§ Aim of the exercise
Carry on the blog post about Peter Cockersell's book on trauma and homelessness, starting right after its last sentence.

§ Supplied passage
:::::

Wednesday, 13 December 2017

Something else is brewing

Peter Cockersell has produced a book (and written most of it himself), called 'Social Exclusion, Compound Trauma and Recovery. Applying psychology, psychotherapy and PIE to homelessness and social exclusion'. Most interesting I think is a lovely clear account of 'compound trauma' - which seems to be a considerable improvement on the much-overused 'complex trauma'.

Here's my blurb for the back cover:
By drawing on modern psychoanalytic thinking, developmental neurobiology and current ideas of therapeutic environments, Cockersell presents the most complex problems in an accessible and engaging way.

And here's a lengthier piece I have written about his work at CHT:
Many things about the new world of social media, artificial intelligence and compliance metrics are a bit bewildering to digital dinosaurs like myself – but there is something else brewing as well. In the midst of all the turmoil that surrounds us, I am hearing different voices from all sorts of directions saying something new. I hear it at professional conferences, at policy meetings, during clinical discussions, in the newspapers and on the radio. There are also many places where people are talking about it – and feeling that it is what is missing – but can’t quite clearly pin down or articulate just what it is.

:::::

§ Dataset records
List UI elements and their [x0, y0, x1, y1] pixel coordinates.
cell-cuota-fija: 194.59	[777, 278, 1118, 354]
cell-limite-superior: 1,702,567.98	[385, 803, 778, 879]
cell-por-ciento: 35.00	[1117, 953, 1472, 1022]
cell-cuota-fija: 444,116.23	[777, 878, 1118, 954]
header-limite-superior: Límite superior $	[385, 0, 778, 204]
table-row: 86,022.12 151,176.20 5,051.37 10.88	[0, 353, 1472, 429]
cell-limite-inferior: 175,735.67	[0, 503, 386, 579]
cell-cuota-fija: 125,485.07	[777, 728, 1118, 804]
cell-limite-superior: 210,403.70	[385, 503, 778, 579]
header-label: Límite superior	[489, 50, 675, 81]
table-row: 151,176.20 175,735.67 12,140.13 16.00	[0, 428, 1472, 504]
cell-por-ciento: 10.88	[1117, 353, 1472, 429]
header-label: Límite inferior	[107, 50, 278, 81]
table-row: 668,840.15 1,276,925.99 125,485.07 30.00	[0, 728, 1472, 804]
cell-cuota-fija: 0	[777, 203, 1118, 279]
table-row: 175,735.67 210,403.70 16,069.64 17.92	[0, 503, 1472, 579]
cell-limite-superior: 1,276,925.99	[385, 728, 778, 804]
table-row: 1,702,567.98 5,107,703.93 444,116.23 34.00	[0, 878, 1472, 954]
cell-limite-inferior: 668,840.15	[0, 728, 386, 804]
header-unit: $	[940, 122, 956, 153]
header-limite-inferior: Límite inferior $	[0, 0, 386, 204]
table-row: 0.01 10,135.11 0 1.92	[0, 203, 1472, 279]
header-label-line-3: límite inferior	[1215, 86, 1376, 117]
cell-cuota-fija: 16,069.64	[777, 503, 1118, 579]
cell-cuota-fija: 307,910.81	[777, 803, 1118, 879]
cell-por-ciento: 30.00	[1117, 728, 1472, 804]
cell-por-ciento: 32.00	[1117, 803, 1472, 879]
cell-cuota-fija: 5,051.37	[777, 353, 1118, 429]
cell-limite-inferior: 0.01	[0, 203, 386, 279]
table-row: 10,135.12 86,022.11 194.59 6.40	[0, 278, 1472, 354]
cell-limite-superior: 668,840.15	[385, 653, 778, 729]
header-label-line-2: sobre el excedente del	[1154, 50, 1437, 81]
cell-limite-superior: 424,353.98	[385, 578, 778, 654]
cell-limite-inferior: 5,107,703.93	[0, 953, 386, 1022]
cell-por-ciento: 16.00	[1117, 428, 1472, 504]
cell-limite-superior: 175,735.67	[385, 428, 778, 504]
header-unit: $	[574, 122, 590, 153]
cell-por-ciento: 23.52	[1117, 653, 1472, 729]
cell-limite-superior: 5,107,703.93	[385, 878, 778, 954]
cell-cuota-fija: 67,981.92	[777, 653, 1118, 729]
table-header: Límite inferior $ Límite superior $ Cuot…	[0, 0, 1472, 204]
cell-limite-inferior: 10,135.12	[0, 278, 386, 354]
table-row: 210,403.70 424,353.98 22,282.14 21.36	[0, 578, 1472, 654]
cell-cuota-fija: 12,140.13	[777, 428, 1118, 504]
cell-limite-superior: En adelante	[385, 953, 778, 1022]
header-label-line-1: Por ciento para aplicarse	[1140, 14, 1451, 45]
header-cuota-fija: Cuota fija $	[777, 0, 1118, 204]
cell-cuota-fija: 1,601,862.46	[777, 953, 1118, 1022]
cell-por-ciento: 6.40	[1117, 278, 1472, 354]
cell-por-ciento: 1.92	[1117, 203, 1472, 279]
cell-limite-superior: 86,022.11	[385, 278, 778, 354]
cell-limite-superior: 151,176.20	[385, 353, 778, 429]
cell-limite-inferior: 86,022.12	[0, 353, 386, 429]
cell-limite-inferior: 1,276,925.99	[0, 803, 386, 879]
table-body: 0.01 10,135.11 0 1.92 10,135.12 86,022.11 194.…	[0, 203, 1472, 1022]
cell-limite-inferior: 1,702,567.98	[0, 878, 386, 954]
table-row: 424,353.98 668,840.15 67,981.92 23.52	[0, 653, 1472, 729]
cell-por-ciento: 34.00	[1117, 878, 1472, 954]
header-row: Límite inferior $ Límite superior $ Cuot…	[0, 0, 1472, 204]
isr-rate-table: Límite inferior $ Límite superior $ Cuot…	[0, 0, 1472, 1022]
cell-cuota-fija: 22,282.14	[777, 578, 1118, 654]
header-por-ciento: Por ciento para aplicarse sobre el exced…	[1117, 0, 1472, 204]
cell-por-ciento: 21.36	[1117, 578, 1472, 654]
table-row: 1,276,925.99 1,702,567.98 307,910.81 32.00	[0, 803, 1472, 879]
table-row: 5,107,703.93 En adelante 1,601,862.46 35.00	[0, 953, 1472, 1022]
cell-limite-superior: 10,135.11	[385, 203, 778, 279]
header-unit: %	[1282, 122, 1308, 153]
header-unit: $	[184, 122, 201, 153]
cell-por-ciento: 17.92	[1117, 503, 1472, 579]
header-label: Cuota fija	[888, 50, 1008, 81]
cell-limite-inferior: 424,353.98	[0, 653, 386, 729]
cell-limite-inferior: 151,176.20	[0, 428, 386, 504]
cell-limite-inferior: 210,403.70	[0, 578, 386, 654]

:::::

§ Answer to the problem
It is the whole area of needing to make relationships the priority. Inspectors and regulators are starting to see that numbers cannot describe some of the most important things about schools, prisons or care homes; commissioners are recognising that complex systems cannot be purchased like cans of beans; professionals are starting to understand that their work is ultimately a bit empty and meaningless unless they consider the relationship that they are working with. Perhaps even politicians and policy-makers will soon realise that top-down command-and-control systems will not get the best out of people.

As resources dwindle, and there seems to be little hope for funders to pay for anything more than the bare minimum. But CHT is now forging a new direction, which will not only be more therapeutic and humane than the ‘industrialised’ alternatives, but will be at the cutting edge of the emerging realisation that genuinely therapeutic care is not a luxury, but a necessity. Unless ‘relational practice’ is in place, outcomes will be worse, more people will complain, and the eventual costs will be much higher. From the work we are now doing with our commissioners, perhaps along with the wider crisis in social care provision, things are looking up. The fees we can ask are no longer dropping, and there seems to be increased recognition of the quality of our services, and the way in which we can provide a ‘value-added’ which is significantly more than the similarly-funded routine care services.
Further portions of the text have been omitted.